**Provided information**
◆ ◆ ◆

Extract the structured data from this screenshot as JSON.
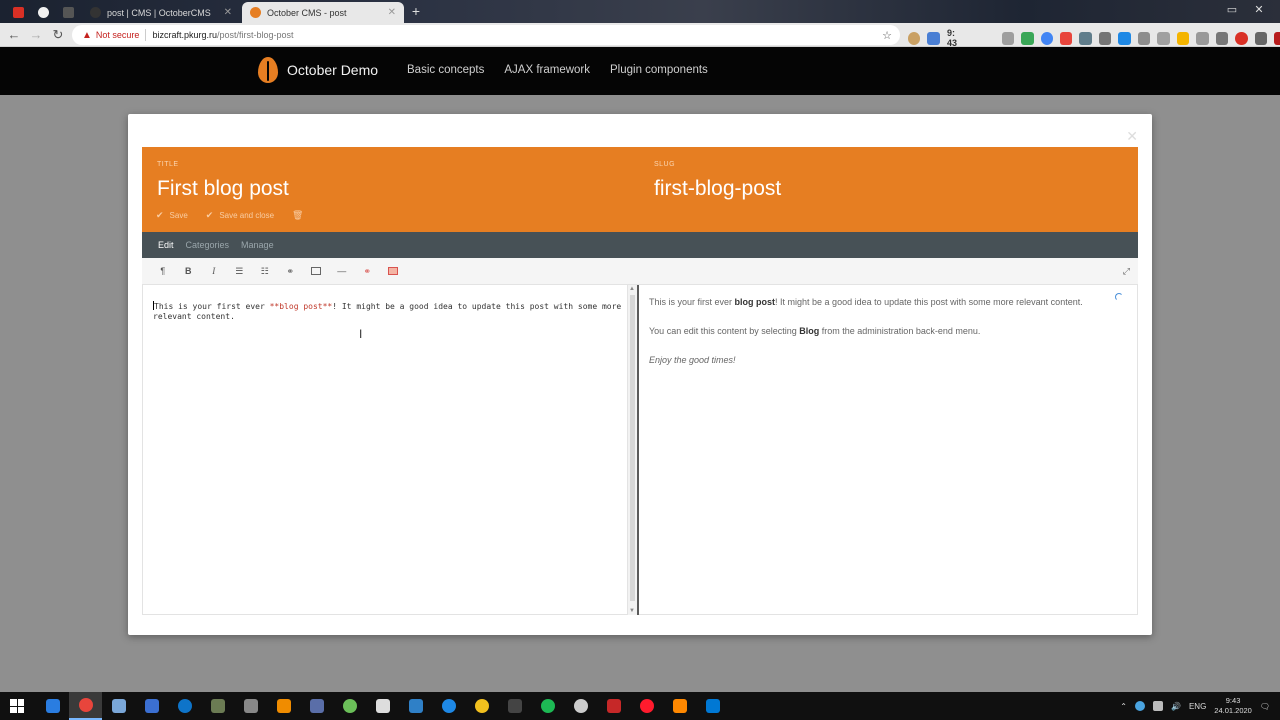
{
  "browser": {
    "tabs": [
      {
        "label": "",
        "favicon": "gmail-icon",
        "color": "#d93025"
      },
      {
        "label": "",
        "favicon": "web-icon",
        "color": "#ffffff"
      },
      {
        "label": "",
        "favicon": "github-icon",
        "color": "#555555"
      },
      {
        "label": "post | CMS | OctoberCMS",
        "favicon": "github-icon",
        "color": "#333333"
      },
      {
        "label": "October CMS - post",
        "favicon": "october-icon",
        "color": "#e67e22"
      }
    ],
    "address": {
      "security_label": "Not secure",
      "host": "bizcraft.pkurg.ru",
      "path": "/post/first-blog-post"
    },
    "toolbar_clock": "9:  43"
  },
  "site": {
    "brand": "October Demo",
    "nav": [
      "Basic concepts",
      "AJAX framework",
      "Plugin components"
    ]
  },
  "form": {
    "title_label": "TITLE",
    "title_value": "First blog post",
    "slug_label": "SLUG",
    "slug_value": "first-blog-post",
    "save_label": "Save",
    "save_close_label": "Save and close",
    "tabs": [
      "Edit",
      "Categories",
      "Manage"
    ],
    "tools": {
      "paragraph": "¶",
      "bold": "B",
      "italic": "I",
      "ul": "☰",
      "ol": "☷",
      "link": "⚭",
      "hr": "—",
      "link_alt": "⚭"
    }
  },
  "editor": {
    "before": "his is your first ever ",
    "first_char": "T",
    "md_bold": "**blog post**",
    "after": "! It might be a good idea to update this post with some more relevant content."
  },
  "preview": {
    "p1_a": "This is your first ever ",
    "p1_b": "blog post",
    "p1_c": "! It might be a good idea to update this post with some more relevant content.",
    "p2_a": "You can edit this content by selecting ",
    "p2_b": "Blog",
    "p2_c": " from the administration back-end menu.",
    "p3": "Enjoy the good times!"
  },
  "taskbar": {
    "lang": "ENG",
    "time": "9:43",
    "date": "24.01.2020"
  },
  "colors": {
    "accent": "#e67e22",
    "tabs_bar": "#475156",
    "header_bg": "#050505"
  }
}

◆ ◆ ◆

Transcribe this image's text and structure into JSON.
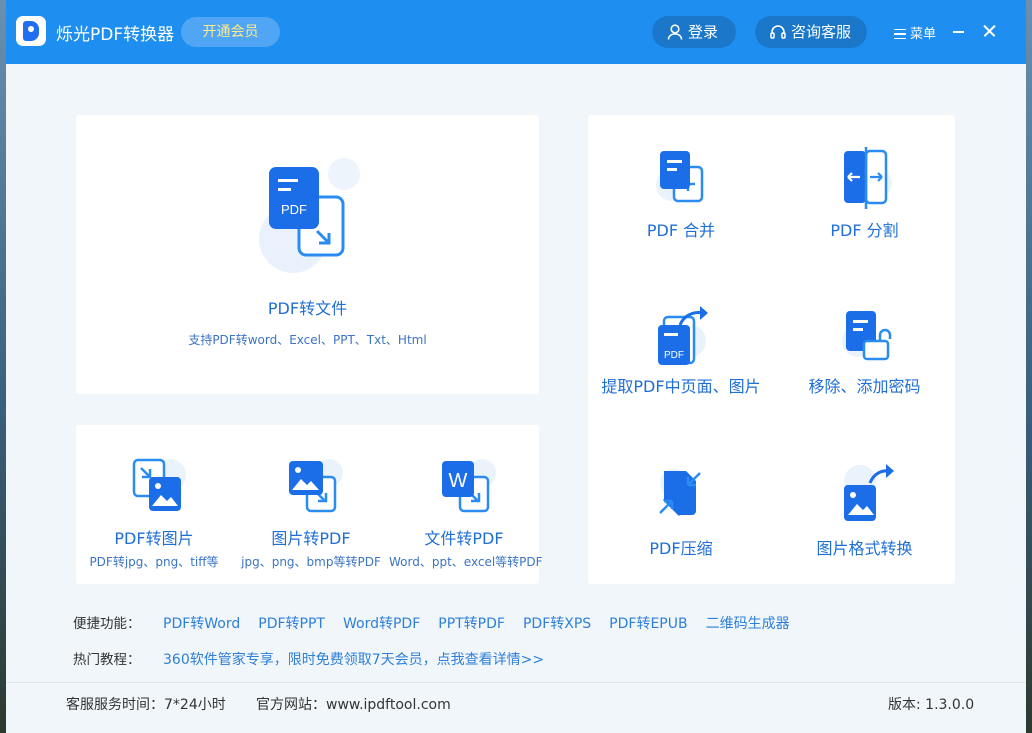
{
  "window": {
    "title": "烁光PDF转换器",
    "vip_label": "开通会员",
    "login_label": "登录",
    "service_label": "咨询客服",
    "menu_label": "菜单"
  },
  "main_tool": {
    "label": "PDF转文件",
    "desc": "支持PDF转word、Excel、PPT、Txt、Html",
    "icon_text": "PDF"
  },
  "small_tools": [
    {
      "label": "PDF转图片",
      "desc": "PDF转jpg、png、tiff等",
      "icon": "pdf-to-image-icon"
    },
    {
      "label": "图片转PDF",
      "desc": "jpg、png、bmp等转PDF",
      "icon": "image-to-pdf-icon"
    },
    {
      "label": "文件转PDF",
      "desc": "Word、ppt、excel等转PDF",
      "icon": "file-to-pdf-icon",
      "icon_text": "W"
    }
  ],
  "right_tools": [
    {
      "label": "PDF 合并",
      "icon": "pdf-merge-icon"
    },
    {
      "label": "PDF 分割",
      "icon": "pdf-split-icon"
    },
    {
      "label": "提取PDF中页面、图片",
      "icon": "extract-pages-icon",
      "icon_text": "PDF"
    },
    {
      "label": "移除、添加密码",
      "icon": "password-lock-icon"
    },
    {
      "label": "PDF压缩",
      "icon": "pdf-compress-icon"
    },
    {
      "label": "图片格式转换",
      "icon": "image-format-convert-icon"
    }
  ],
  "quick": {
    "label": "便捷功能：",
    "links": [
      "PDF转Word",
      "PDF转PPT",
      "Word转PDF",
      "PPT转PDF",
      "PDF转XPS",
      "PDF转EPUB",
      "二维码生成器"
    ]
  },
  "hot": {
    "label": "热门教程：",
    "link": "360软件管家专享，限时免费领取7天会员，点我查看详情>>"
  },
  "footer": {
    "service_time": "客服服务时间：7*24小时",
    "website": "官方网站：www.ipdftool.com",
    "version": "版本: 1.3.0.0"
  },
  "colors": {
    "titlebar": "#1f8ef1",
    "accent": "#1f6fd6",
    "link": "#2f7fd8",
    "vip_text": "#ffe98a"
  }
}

◆ ◆ ◆

**What needs to be done**
Pick each line holding the word "desc" out of the listing.

**Problem solution**
    "desc": "支持PDF转word、Excel、PPT、Txt、Html",
      "desc": "PDF转jpg、png、tiff等",
      "desc": "jpg、png、bmp等转PDF",
      "desc": "Word、ppt、excel等转PDF",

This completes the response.